• **What this task involves**: Print the entries verbatim, leaving out the images they contain.
* Begin Task data *
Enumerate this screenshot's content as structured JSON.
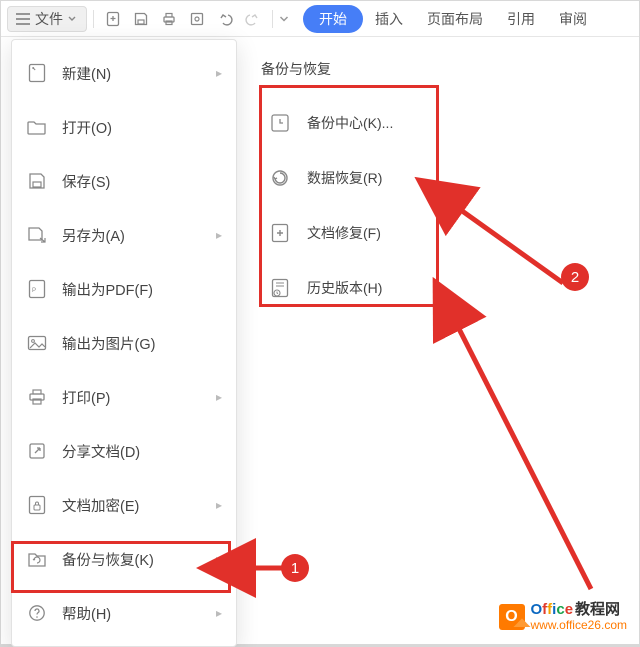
{
  "topbar": {
    "file_label": "文件"
  },
  "tabs": {
    "start": "开始",
    "insert": "插入",
    "layout": "页面布局",
    "reference": "引用",
    "review": "审阅"
  },
  "file_menu": {
    "items": [
      {
        "label": "新建(N)",
        "has_sub": true
      },
      {
        "label": "打开(O)"
      },
      {
        "label": "保存(S)"
      },
      {
        "label": "另存为(A)",
        "has_sub": true
      },
      {
        "label": "输出为PDF(F)"
      },
      {
        "label": "输出为图片(G)"
      },
      {
        "label": "打印(P)",
        "has_sub": true
      },
      {
        "label": "分享文档(D)"
      },
      {
        "label": "文档加密(E)",
        "has_sub": true
      },
      {
        "label": "备份与恢复(K)",
        "has_sub": true
      },
      {
        "label": "帮助(H)",
        "has_sub": true
      }
    ]
  },
  "submenu": {
    "title": "备份与恢复",
    "items": [
      {
        "label": "备份中心(K)..."
      },
      {
        "label": "数据恢复(R)"
      },
      {
        "label": "文档修复(F)"
      },
      {
        "label": "历史版本(H)"
      }
    ]
  },
  "annotations": {
    "badge1": "1",
    "badge2": "2"
  },
  "watermark": {
    "brand_prefix": "Office",
    "brand_suffix": "教程网",
    "url": "www.office26.com"
  },
  "colors": {
    "accent": "#467ef7",
    "annotation": "#e1302a",
    "brand_orange": "#ff7a00"
  }
}
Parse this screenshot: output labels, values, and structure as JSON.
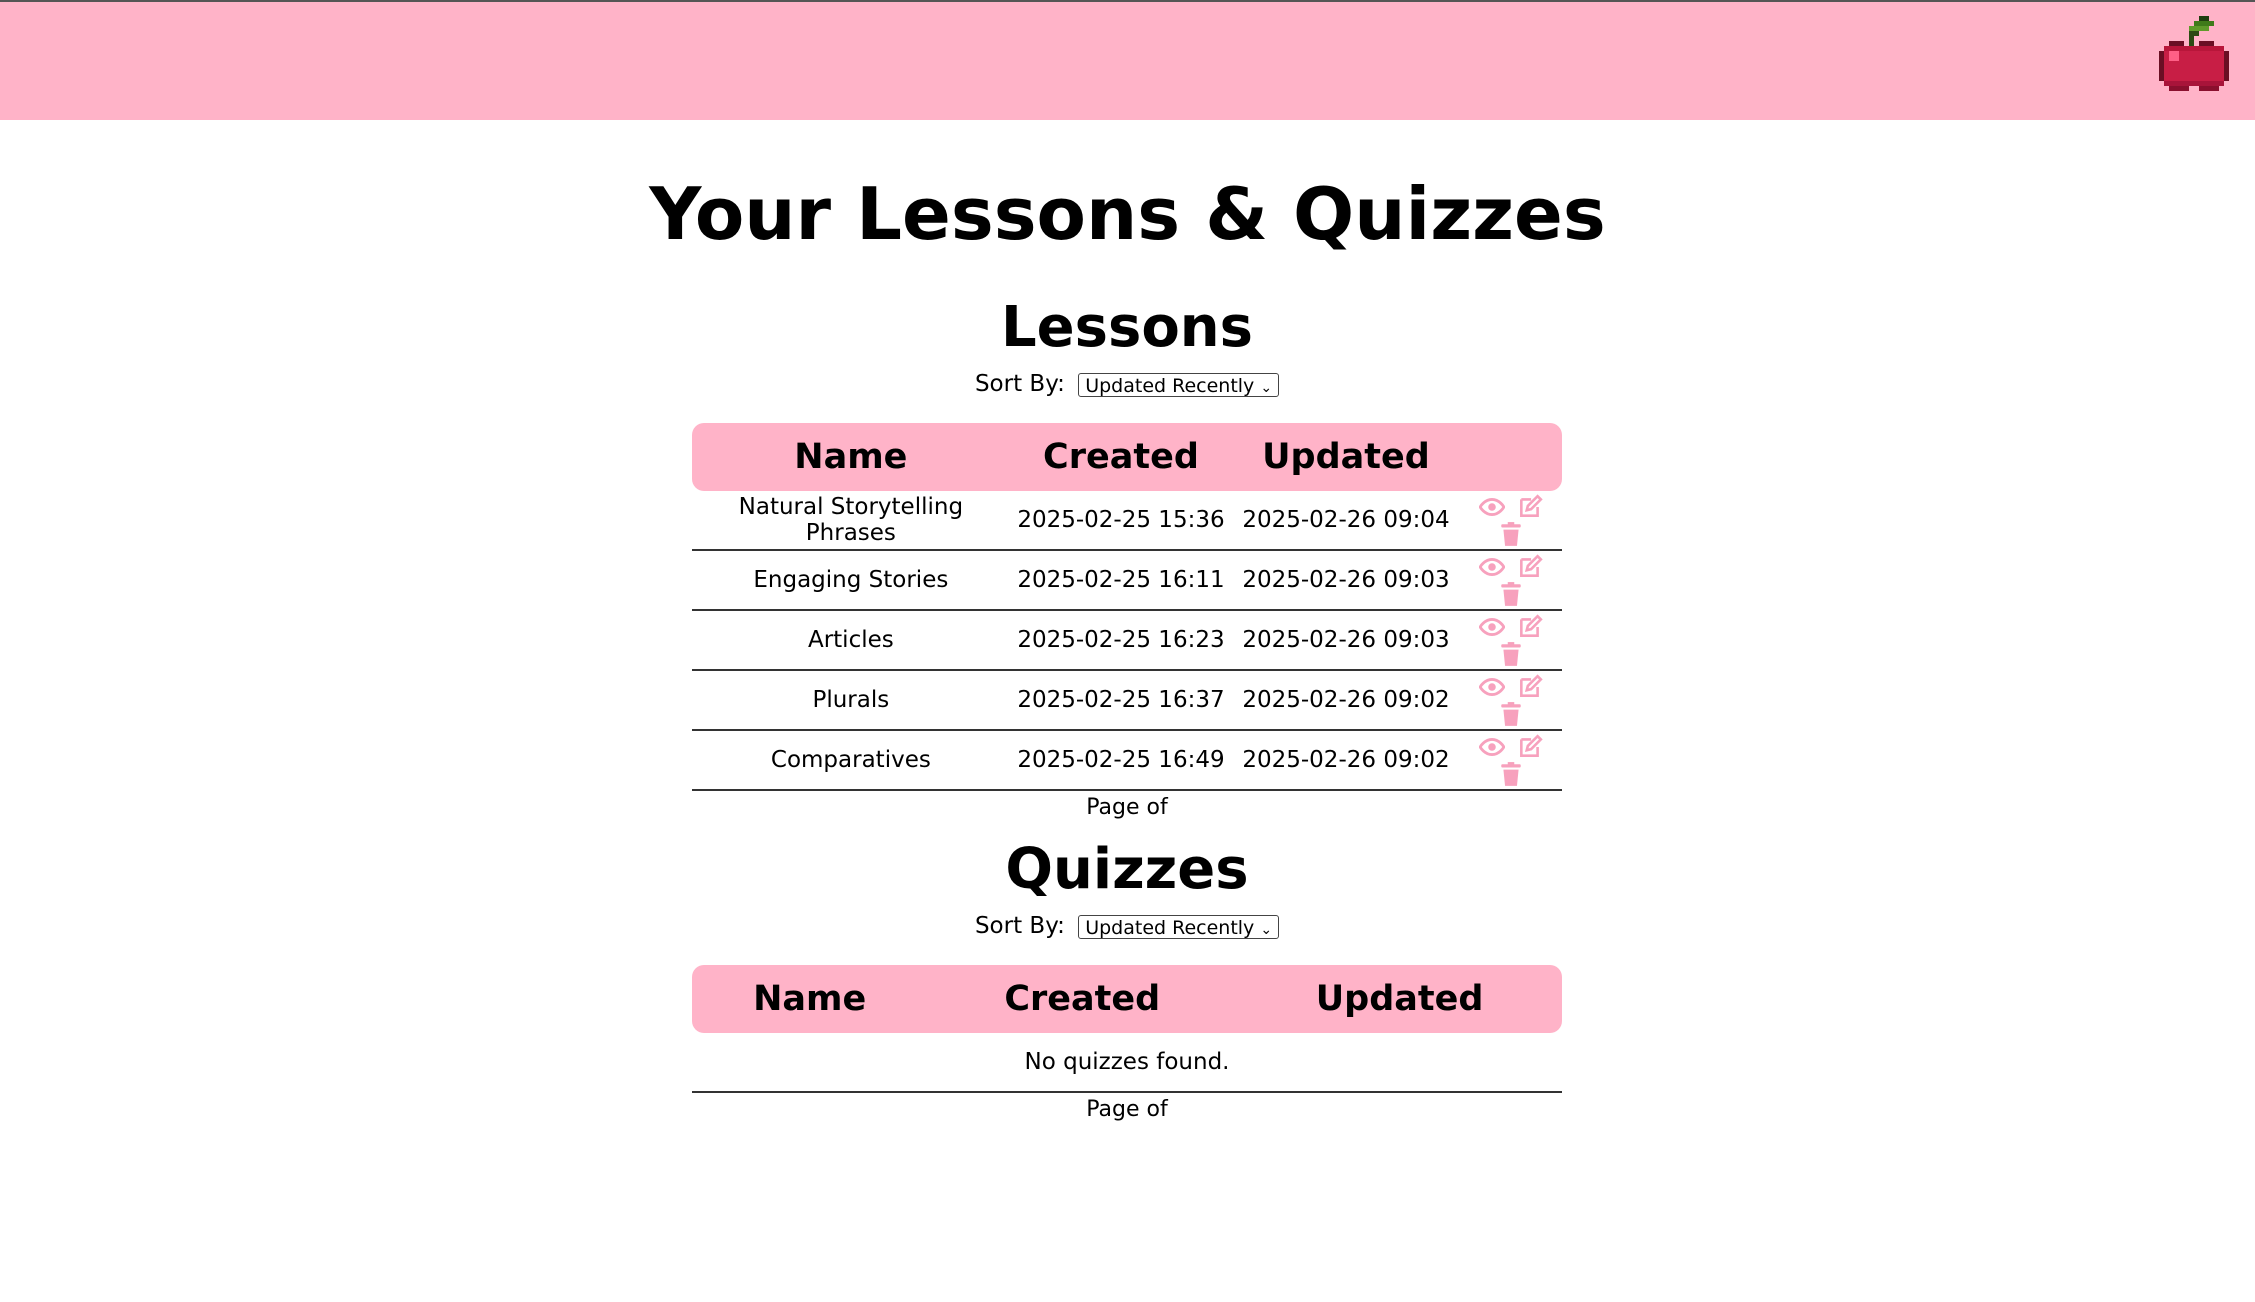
{
  "header": {
    "logo_icon": "cherry-icon",
    "bar_color": "#ffb3c8"
  },
  "page": {
    "title": "Your Lessons & Quizzes"
  },
  "lessons": {
    "heading": "Lessons",
    "sort_label": "Sort By:",
    "sort_value": "Updated Recently",
    "columns": [
      "Name",
      "Created",
      "Updated"
    ],
    "rows": [
      {
        "name": "Natural Storytelling Phrases",
        "created": "2025-02-25 15:36",
        "updated": "2025-02-26 09:04"
      },
      {
        "name": "Engaging Stories",
        "created": "2025-02-25 16:11",
        "updated": "2025-02-26 09:03"
      },
      {
        "name": "Articles",
        "created": "2025-02-25 16:23",
        "updated": "2025-02-26 09:03"
      },
      {
        "name": "Plurals",
        "created": "2025-02-25 16:37",
        "updated": "2025-02-26 09:02"
      },
      {
        "name": "Comparatives",
        "created": "2025-02-25 16:49",
        "updated": "2025-02-26 09:02"
      }
    ],
    "row_actions": [
      "eye-icon",
      "edit-icon",
      "trash-icon"
    ],
    "pager": "Page of"
  },
  "quizzes": {
    "heading": "Quizzes",
    "sort_label": "Sort By:",
    "sort_value": "Updated Recently",
    "columns": [
      "Name",
      "Created",
      "Updated"
    ],
    "empty_text": "No quizzes found.",
    "pager": "Page of"
  },
  "colors": {
    "accent": "#ffb3c8",
    "icon": "#f7a1bd"
  }
}
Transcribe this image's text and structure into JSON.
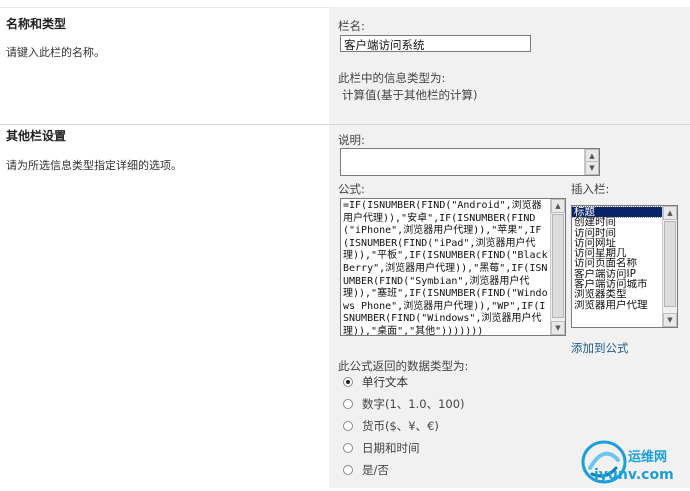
{
  "section_name": {
    "title": "名称和类型",
    "description": "请键入此栏的名称。",
    "column_name_label": "栏名:",
    "column_name_value": "客户端访问系统",
    "type_label": "此栏中的信息类型为:",
    "type_value": "计算值(基于其他栏的计算)"
  },
  "section_settings": {
    "title": "其他栏设置",
    "description": "请为所选信息类型指定详细的选项。",
    "description_label": "说明:",
    "formula_label": "公式:",
    "formula_value": "=IF(ISNUMBER(FIND(\"Android\",浏览器用户代理)),\"安卓\",IF(ISNUMBER(FIND(\"iPhone\",浏览器用户代理)),\"苹果\",IF(ISNUMBER(FIND(\"iPad\",浏览器用户代理)),\"平板\",IF(ISNUMBER(FIND(\"BlackBerry\",浏览器用户代理)),\"黑莓\",IF(ISNUMBER(FIND(\"Symbian\",浏览器用户代理)),\"塞班\",IF(ISNUMBER(FIND(\"Windows Phone\",浏览器用户代理)),\"WP\",IF(ISNUMBER(FIND(\"Windows\",浏览器用户代理)),\"桌面\",\"其他\")))))))",
    "insert_column_label": "插入栏:",
    "columns": [
      "标题",
      "创建时间",
      "访问时间",
      "访问网址",
      "访问星期几",
      "访问页面名称",
      "客户端访问IP",
      "客户端访问城市",
      "浏览器类型",
      "浏览器用户代理"
    ],
    "add_to_formula_link": "添加到公式",
    "return_type_label": "此公式返回的数据类型为:",
    "return_types": [
      {
        "label": "单行文本",
        "selected": true
      },
      {
        "label": "数字(1、1.0、100)",
        "selected": false
      },
      {
        "label": "货币($、¥、€)",
        "selected": false
      },
      {
        "label": "日期和时间",
        "selected": false
      },
      {
        "label": "是/否",
        "selected": false
      }
    ]
  },
  "watermark": {
    "text_cn": "运维网",
    "text_en": "iyunv.com"
  },
  "colors": {
    "panel_bg": "#f1f1f1",
    "selection_bg": "#0a246a",
    "link": "#1f5c8b",
    "watermark_blue": "#1a9fd9"
  }
}
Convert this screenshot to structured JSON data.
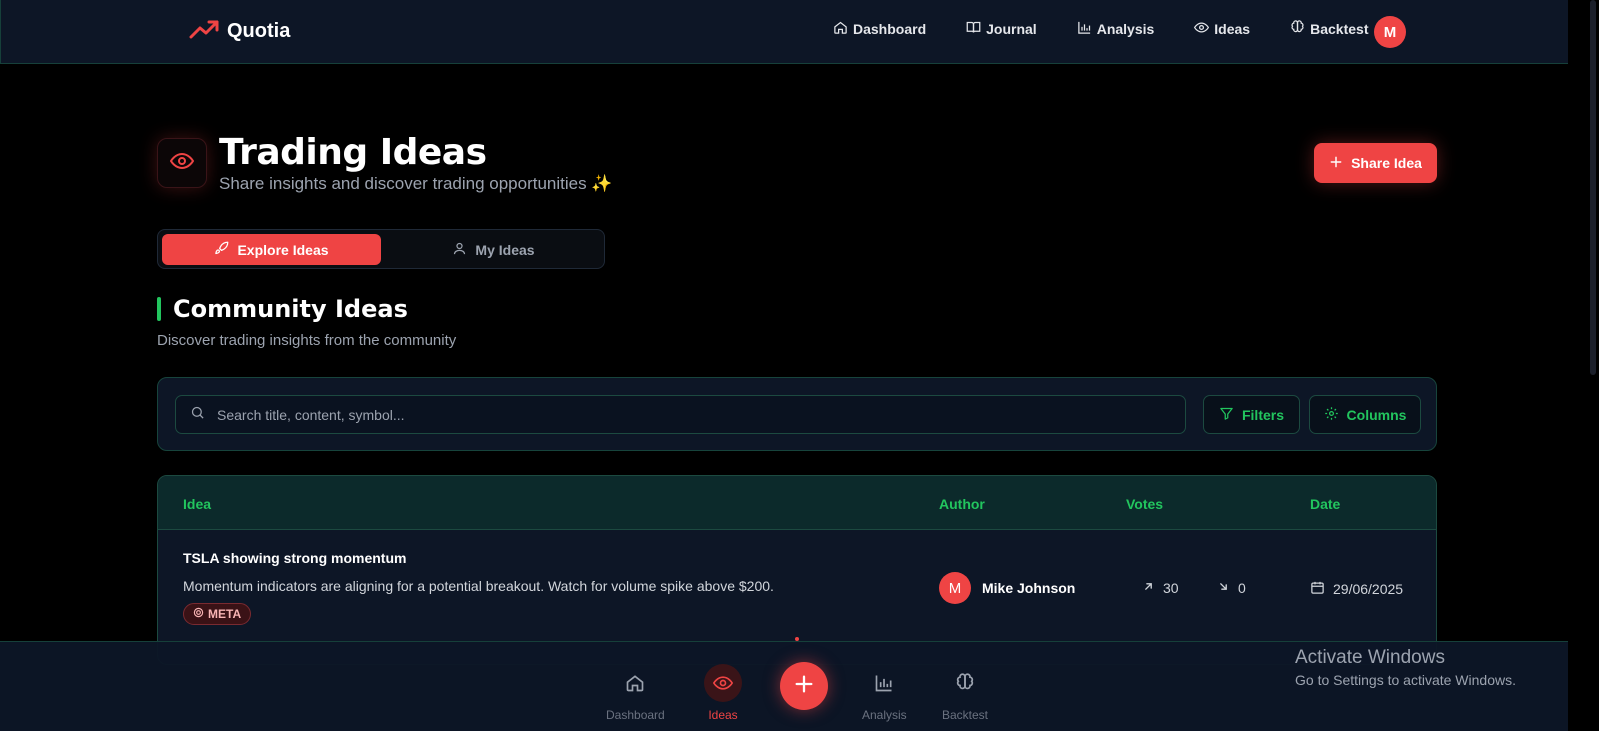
{
  "brand": {
    "name": "Quotia",
    "accent": "#ef4444"
  },
  "nav": [
    {
      "label": "Dashboard",
      "icon": "home-icon"
    },
    {
      "label": "Journal",
      "icon": "book-icon"
    },
    {
      "label": "Analysis",
      "icon": "bar-chart-icon"
    },
    {
      "label": "Ideas",
      "icon": "eye-icon"
    },
    {
      "label": "Backtest",
      "icon": "brain-icon"
    }
  ],
  "user": {
    "initial": "M"
  },
  "header": {
    "title": "Trading Ideas",
    "subtitle": "Share insights and discover trading opportunities ✨",
    "share_label": "Share Idea"
  },
  "tabs": [
    {
      "label": "Explore Ideas",
      "active": true,
      "icon": "rocket-icon"
    },
    {
      "label": "My Ideas",
      "active": false,
      "icon": "user-icon"
    }
  ],
  "section": {
    "title": "Community Ideas",
    "subtitle": "Discover trading insights from the community"
  },
  "search": {
    "placeholder": "Search title, content, symbol...",
    "value": ""
  },
  "filters_label": "Filters",
  "columns_label": "Columns",
  "table": {
    "headers": {
      "idea": "Idea",
      "author": "Author",
      "votes": "Votes",
      "date": "Date"
    },
    "rows": [
      {
        "title": "TSLA showing strong momentum",
        "description": "Momentum indicators are aligning for a potential breakout. Watch for volume spike above $200.",
        "tag": "META",
        "author_initial": "M",
        "author": "Mike Johnson",
        "upvotes": "30",
        "downvotes": "0",
        "date": "29/06/2025"
      }
    ]
  },
  "bottom_nav": [
    {
      "label": "Dashboard",
      "icon": "home-icon",
      "active": false
    },
    {
      "label": "Ideas",
      "icon": "eye-icon",
      "active": true
    },
    {
      "label": "Analysis",
      "icon": "bar-chart-icon",
      "active": false
    },
    {
      "label": "Backtest",
      "icon": "brain-icon",
      "active": false
    }
  ],
  "windows_watermark": {
    "title": "Activate Windows",
    "subtitle": "Go to Settings to activate Windows."
  }
}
* End Task data *
• **Result of this exercise**:
Enumerate this screenshot's content as structured JSON.
{
  "topbar": {
    "file_label": "文件"
  },
  "tabs": {
    "start": "开始",
    "insert": "插入",
    "layout": "页面布局",
    "reference": "引用",
    "review": "审阅"
  },
  "file_menu": {
    "items": [
      {
        "label": "新建(N)",
        "has_sub": true
      },
      {
        "label": "打开(O)"
      },
      {
        "label": "保存(S)"
      },
      {
        "label": "另存为(A)",
        "has_sub": true
      },
      {
        "label": "输出为PDF(F)"
      },
      {
        "label": "输出为图片(G)"
      },
      {
        "label": "打印(P)",
        "has_sub": true
      },
      {
        "label": "分享文档(D)"
      },
      {
        "label": "文档加密(E)",
        "has_sub": true
      },
      {
        "label": "备份与恢复(K)",
        "has_sub": true
      },
      {
        "label": "帮助(H)",
        "has_sub": true
      }
    ]
  },
  "submenu": {
    "title": "备份与恢复",
    "items": [
      {
        "label": "备份中心(K)..."
      },
      {
        "label": "数据恢复(R)"
      },
      {
        "label": "文档修复(F)"
      },
      {
        "label": "历史版本(H)"
      }
    ]
  },
  "annotations": {
    "badge1": "1",
    "badge2": "2"
  },
  "watermark": {
    "brand_prefix": "Office",
    "brand_suffix": "教程网",
    "url": "www.office26.com"
  },
  "colors": {
    "accent": "#467ef7",
    "annotation": "#e1302a",
    "brand_orange": "#ff7a00"
  }
}
Parse this screenshot: output labels, values, and structure as JSON.
{
  "header": {
    "logo_icon": "cherry-icon",
    "bar_color": "#ffb3c8"
  },
  "page": {
    "title": "Your Lessons & Quizzes"
  },
  "lessons": {
    "heading": "Lessons",
    "sort_label": "Sort By:",
    "sort_value": "Updated Recently",
    "columns": [
      "Name",
      "Created",
      "Updated"
    ],
    "rows": [
      {
        "name": "Natural Storytelling Phrases",
        "created": "2025-02-25 15:36",
        "updated": "2025-02-26 09:04"
      },
      {
        "name": "Engaging Stories",
        "created": "2025-02-25 16:11",
        "updated": "2025-02-26 09:03"
      },
      {
        "name": "Articles",
        "created": "2025-02-25 16:23",
        "updated": "2025-02-26 09:03"
      },
      {
        "name": "Plurals",
        "created": "2025-02-25 16:37",
        "updated": "2025-02-26 09:02"
      },
      {
        "name": "Comparatives",
        "created": "2025-02-25 16:49",
        "updated": "2025-02-26 09:02"
      }
    ],
    "row_actions": [
      "eye-icon",
      "edit-icon",
      "trash-icon"
    ],
    "pager": "Page of"
  },
  "quizzes": {
    "heading": "Quizzes",
    "sort_label": "Sort By:",
    "sort_value": "Updated Recently",
    "columns": [
      "Name",
      "Created",
      "Updated"
    ],
    "empty_text": "No quizzes found.",
    "pager": "Page of"
  },
  "colors": {
    "accent": "#ffb3c8",
    "icon": "#f7a1bd"
  }
}
Transcribe this image's text and structure into JSON.
{
  "section_name": {
    "title": "名称和类型",
    "description": "请键入此栏的名称。",
    "column_name_label": "栏名:",
    "column_name_value": "客户端访问系统",
    "type_label": "此栏中的信息类型为:",
    "type_value": "计算值(基于其他栏的计算)"
  },
  "section_settings": {
    "title": "其他栏设置",
    "description": "请为所选信息类型指定详细的选项。",
    "description_label": "说明:",
    "formula_label": "公式:",
    "formula_value": "=IF(ISNUMBER(FIND(\"Android\",浏览器用户代理)),\"安卓\",IF(ISNUMBER(FIND(\"iPhone\",浏览器用户代理)),\"苹果\",IF(ISNUMBER(FIND(\"iPad\",浏览器用户代理)),\"平板\",IF(ISNUMBER(FIND(\"BlackBerry\",浏览器用户代理)),\"黑莓\",IF(ISNUMBER(FIND(\"Symbian\",浏览器用户代理)),\"塞班\",IF(ISNUMBER(FIND(\"Windows Phone\",浏览器用户代理)),\"WP\",IF(ISNUMBER(FIND(\"Windows\",浏览器用户代理)),\"桌面\",\"其他\")))))))",
    "insert_column_label": "插入栏:",
    "columns": [
      "标题",
      "创建时间",
      "访问时间",
      "访问网址",
      "访问星期几",
      "访问页面名称",
      "客户端访问IP",
      "客户端访问城市",
      "浏览器类型",
      "浏览器用户代理"
    ],
    "add_to_formula_link": "添加到公式",
    "return_type_label": "此公式返回的数据类型为:",
    "return_types": [
      {
        "label": "单行文本",
        "selected": true
      },
      {
        "label": "数字(1、1.0、100)",
        "selected": false
      },
      {
        "label": "货币($、¥、€)",
        "selected": false
      },
      {
        "label": "日期和时间",
        "selected": false
      },
      {
        "label": "是/否",
        "selected": false
      }
    ]
  },
  "watermark": {
    "text_cn": "运维网",
    "text_en": "iyunv.com"
  },
  "colors": {
    "panel_bg": "#f1f1f1",
    "selection_bg": "#0a246a",
    "link": "#1f5c8b",
    "watermark_blue": "#1a9fd9"
  }
}
Convert this screenshot to structured JSON data.
{
  "brand": {
    "name": "Quotia",
    "accent": "#ef4444"
  },
  "nav": [
    {
      "label": "Dashboard",
      "icon": "home-icon"
    },
    {
      "label": "Journal",
      "icon": "book-icon"
    },
    {
      "label": "Analysis",
      "icon": "bar-chart-icon"
    },
    {
      "label": "Ideas",
      "icon": "eye-icon"
    },
    {
      "label": "Backtest",
      "icon": "brain-icon"
    }
  ],
  "user": {
    "initial": "M"
  },
  "header": {
    "title": "Trading Ideas",
    "subtitle": "Share insights and discover trading opportunities ✨",
    "share_label": "Share Idea"
  },
  "tabs": [
    {
      "label": "Explore Ideas",
      "active": true,
      "icon": "rocket-icon"
    },
    {
      "label": "My Ideas",
      "active": false,
      "icon": "user-icon"
    }
  ],
  "section": {
    "title": "Community Ideas",
    "subtitle": "Discover trading insights from the community"
  },
  "search": {
    "placeholder": "Search title, content, symbol...",
    "value": ""
  },
  "filters_label": "Filters",
  "columns_label": "Columns",
  "table": {
    "headers": {
      "idea": "Idea",
      "author": "Author",
      "votes": "Votes",
      "date": "Date"
    },
    "rows": [
      {
        "title": "TSLA showing strong momentum",
        "description": "Momentum indicators are aligning for a potential breakout. Watch for volume spike above $200.",
        "tag": "META",
        "author_initial": "M",
        "author": "Mike Johnson",
        "upvotes": "30",
        "downvotes": "0",
        "date": "29/06/2025"
      }
    ]
  },
  "bottom_nav": [
    {
      "label": "Dashboard",
      "icon": "home-icon",
      "active": false
    },
    {
      "label": "Ideas",
      "icon": "eye-icon",
      "active": true
    },
    {
      "label": "Analysis",
      "icon": "bar-chart-icon",
      "active": false
    },
    {
      "label": "Backtest",
      "icon": "brain-icon",
      "active": false
    }
  ],
  "windows_watermark": {
    "title": "Activate Windows",
    "subtitle": "Go to Settings to activate Windows."
  }
}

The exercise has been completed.